Start Data for the task
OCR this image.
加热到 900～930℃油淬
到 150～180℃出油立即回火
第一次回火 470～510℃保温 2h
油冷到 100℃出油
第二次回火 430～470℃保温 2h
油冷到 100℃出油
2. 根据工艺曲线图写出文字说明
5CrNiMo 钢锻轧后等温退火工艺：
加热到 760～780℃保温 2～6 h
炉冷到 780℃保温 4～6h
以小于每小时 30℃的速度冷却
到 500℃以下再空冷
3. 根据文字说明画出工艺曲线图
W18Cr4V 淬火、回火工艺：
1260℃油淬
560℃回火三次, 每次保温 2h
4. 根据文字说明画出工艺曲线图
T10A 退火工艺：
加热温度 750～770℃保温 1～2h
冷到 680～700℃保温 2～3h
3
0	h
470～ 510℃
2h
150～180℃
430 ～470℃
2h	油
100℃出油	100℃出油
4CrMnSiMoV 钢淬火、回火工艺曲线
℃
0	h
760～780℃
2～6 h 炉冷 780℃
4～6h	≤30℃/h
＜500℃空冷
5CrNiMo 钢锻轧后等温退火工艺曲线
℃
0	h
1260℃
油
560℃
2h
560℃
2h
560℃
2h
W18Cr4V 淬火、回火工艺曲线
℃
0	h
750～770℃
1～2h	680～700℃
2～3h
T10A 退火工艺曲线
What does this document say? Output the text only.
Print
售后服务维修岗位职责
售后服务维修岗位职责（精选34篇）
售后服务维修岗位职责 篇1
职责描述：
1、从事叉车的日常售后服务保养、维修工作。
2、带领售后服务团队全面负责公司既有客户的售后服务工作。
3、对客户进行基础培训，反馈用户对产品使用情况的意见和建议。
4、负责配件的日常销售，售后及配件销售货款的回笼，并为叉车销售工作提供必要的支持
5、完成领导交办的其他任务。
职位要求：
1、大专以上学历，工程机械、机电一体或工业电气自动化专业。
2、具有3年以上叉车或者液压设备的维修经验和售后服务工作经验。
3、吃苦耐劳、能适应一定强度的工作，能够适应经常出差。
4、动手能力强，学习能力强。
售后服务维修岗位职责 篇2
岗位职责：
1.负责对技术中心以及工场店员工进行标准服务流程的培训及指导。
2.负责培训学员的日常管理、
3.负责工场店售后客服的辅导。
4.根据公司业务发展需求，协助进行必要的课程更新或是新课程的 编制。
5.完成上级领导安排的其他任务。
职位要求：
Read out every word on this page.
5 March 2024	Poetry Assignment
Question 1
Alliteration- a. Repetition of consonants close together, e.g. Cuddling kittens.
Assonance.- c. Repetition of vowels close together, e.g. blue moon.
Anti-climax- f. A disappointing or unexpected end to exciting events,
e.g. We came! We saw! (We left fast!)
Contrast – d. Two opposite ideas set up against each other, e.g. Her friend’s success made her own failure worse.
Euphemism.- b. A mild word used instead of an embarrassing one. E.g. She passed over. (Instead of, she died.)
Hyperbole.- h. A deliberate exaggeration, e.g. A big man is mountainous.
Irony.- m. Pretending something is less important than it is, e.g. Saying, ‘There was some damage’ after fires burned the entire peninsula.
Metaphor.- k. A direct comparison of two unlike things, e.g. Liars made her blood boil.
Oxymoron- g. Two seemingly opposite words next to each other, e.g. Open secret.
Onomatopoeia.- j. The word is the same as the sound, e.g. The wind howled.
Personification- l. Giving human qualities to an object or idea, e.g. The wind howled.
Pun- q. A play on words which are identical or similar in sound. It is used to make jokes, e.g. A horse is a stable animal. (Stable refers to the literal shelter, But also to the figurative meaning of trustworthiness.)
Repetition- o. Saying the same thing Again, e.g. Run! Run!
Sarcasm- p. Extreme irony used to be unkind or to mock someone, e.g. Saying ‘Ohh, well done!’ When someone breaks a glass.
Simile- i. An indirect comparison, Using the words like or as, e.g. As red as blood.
End Data for the task
Problem description
Track down every line holding the string "blood" and copy it.

Exercise result
Metaphor.- k. A direct comparison of two unlike things, e.g. Liars made her blood boil.
Simile- i. An indirect comparison, Using the words like or as, e.g. As red as blood.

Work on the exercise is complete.